WHAT YOU HAVE TO DO: Transcribe all of the records precisely as they are presented.

(Stored dataset items)

════

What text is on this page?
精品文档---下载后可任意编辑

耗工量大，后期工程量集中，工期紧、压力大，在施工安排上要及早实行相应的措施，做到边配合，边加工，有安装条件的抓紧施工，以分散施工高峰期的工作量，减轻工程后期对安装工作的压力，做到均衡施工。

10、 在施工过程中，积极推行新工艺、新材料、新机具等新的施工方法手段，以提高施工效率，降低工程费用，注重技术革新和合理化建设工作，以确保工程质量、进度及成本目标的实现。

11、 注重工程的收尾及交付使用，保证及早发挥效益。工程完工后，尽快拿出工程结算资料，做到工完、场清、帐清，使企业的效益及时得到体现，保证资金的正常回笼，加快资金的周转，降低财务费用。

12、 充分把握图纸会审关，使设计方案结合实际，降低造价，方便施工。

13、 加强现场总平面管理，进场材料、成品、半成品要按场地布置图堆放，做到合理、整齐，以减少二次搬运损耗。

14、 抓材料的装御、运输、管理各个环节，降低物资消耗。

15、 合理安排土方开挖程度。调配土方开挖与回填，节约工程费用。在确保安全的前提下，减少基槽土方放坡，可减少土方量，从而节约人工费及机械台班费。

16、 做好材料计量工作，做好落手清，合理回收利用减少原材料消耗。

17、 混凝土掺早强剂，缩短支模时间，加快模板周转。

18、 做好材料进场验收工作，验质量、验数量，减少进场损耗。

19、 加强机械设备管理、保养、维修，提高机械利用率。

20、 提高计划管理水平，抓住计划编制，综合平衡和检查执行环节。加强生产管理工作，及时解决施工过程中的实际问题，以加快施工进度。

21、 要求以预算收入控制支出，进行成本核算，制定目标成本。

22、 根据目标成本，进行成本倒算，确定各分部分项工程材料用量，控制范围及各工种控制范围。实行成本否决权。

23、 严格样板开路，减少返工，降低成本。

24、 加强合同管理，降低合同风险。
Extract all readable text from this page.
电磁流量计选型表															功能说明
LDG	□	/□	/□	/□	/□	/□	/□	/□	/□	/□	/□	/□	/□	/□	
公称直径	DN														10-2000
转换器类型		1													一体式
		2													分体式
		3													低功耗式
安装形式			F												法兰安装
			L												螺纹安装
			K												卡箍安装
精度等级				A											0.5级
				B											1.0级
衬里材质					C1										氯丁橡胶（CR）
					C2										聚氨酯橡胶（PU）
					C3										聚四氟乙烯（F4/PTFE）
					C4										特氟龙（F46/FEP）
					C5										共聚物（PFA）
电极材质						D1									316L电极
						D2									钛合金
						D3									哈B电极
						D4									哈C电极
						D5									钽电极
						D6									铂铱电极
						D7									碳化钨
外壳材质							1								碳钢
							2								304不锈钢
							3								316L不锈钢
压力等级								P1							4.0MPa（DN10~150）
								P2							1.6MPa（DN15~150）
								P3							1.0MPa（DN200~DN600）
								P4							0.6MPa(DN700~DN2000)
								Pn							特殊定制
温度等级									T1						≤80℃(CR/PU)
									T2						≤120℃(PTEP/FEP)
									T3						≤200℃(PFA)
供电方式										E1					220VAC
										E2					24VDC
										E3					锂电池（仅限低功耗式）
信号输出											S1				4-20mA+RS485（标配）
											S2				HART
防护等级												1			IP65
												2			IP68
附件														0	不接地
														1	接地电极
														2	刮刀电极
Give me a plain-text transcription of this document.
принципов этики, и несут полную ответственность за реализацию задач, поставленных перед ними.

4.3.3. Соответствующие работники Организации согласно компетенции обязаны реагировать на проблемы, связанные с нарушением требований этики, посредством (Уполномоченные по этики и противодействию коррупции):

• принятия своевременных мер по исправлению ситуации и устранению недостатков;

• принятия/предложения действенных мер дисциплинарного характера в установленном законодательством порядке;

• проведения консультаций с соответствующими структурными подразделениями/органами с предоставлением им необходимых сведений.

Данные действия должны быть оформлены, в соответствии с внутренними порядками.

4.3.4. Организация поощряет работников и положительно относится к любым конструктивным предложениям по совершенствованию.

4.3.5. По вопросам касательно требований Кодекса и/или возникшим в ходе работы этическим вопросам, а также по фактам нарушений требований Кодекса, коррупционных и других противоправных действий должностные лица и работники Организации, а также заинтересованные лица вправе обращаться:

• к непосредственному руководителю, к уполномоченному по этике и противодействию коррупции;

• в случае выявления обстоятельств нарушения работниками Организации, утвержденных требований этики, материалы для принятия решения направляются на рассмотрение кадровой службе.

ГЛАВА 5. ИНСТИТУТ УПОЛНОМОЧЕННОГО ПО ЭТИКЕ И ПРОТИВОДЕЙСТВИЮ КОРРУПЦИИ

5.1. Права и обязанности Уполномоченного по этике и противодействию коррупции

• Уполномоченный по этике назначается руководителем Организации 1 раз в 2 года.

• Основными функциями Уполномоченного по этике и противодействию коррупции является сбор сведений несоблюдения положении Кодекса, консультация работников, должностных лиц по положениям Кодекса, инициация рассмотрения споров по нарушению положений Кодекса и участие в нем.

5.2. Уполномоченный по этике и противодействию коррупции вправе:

════

CORRECT RESPONSE:
What text is on this page?
精品文档---下载后可任意编辑

耗工量大，后期工程量集中，工期紧、压力大，在施工安排上要及早实行相应的措施，做到边配合，边加工，有安装条件的抓紧施工，以分散施工高峰期的工作量，减轻工程后期对安装工作的压力，做到均衡施工。

10、 在施工过程中，积极推行新工艺、新材料、新机具等新的施工方法手段，以提高施工效率，降低工程费用，注重技术革新和合理化建设工作，以确保工程质量、进度及成本目标的实现。

11、 注重工程的收尾及交付使用，保证及早发挥效益。工程完工后，尽快拿出工程结算资料，做到工完、场清、帐清，使企业的效益及时得到体现，保证资金的正常回笼，加快资金的周转，降低财务费用。

12、 充分把握图纸会审关，使设计方案结合实际，降低造价，方便施工。

13、 加强现场总平面管理，进场材料、成品、半成品要按场地布置图堆放，做到合理、整齐，以减少二次搬运损耗。

14、 抓材料的装御、运输、管理各个环节，降低物资消耗。

15、 合理安排土方开挖程度。调配土方开挖与回填，节约工程费用。在确保安全的前提下，减少基槽土方放坡，可减少土方量，从而节约人工费及机械台班费。

16、 做好材料计量工作，做好落手清，合理回收利用减少原材料消耗。

17、 混凝土掺早强剂，缩短支模时间，加快模板周转。

18、 做好材料进场验收工作，验质量、验数量，减少进场损耗。

19、 加强机械设备管理、保养、维修，提高机械利用率。

20、 提高计划管理水平，抓住计划编制，综合平衡和检查执行环节。加强生产管理工作，及时解决施工过程中的实际问题，以加快施工进度。

21、 要求以预算收入控制支出，进行成本核算，制定目标成本。

22、 根据目标成本，进行成本倒算，确定各分部分项工程材料用量，控制范围及各工种控制范围。实行成本否决权。

23、 严格样板开路，减少返工，降低成本。

24、 加强合同管理，降低合同风险。
Extract all readable text from this page.
电磁流量计选型表															功能说明
LDG	□	/□	/□	/□	/□	/□	/□	/□	/□	/□	/□	/□	/□	/□	
公称直径	DN														10-2000
转换器类型		1													一体式
		2													分体式
		3													低功耗式
安装形式			F												法兰安装
			L												螺纹安装
			K												卡箍安装
精度等级				A											0.5级
				B											1.0级
衬里材质					C1										氯丁橡胶（CR）
					C2										聚氨酯橡胶（PU）
					C3										聚四氟乙烯（F4/PTFE）
					C4										特氟龙（F46/FEP）
					C5										共聚物（PFA）
电极材质						D1									316L电极
						D2									钛合金
						D3									哈B电极
						D4									哈C电极
						D5									钽电极
						D6									铂铱电极
						D7									碳化钨
外壳材质							1								碳钢
							2								304不锈钢
							3								316L不锈钢
压力等级								P1							4.0MPa（DN10~150）
								P2							1.6MPa（DN15~150）
								P3							1.0MPa（DN200~DN600）
								P4							0.6MPa(DN700~DN2000)
								Pn							特殊定制
温度等级									T1						≤80℃(CR/PU)
									T2						≤120℃(PTEP/FEP)
									T3						≤200℃(PFA)
供电方式										E1					220VAC
										E2					24VDC
										E3					锂电池（仅限低功耗式）
信号输出											S1				4-20mA+RS485（标配）
											S2				HART
防护等级												1			IP65
												2			IP68
附件														0	不接地
														1	接地电极
														2	刮刀电极
Give me a plain-text transcription of this document.
принципов этики, и несут полную ответственность за реализацию задач, поставленных перед ними.

4.3.3. Соответствующие работники Организации согласно компетенции обязаны реагировать на проблемы, связанные с нарушением требований этики, посредством (Уполномоченные по этики и противодействию коррупции):

• принятия своевременных мер по исправлению ситуации и устранению недостатков;

• принятия/предложения действенных мер дисциплинарного характера в установленном законодательством порядке;

• проведения консультаций с соответствующими структурными подразделениями/органами с предоставлением им необходимых сведений.

Данные действия должны быть оформлены, в соответствии с внутренними порядками.

4.3.4. Организация поощряет работников и положительно относится к любым конструктивным предложениям по совершенствованию.

4.3.5. По вопросам касательно требований Кодекса и/или возникшим в ходе работы этическим вопросам, а также по фактам нарушений требований Кодекса, коррупционных и других противоправных действий должностные лица и работники Организации, а также заинтересованные лица вправе обращаться:

• к непосредственному руководителю, к уполномоченному по этике и противодействию коррупции;

• в случае выявления обстоятельств нарушения работниками Организации, утвержденных требований этики, материалы для принятия решения направляются на рассмотрение кадровой службе.

ГЛАВА 5. ИНСТИТУТ УПОЛНОМОЧЕННОГО ПО ЭТИКЕ И ПРОТИВОДЕЙСТВИЮ КОРРУПЦИИ

5.1. Права и обязанности Уполномоченного по этике и противодействию коррупции

• Уполномоченный по этике назначается руководителем Организации 1 раз в 2 года.

• Основными функциями Уполномоченного по этике и противодействию коррупции является сбор сведений несоблюдения положении Кодекса, консультация работников, должностных лиц по положениям Кодекса, инициация рассмотрения споров по нарушению положений Кодекса и участие в нем.

5.2. Уполномоченный по этике и противодействию коррупции вправе:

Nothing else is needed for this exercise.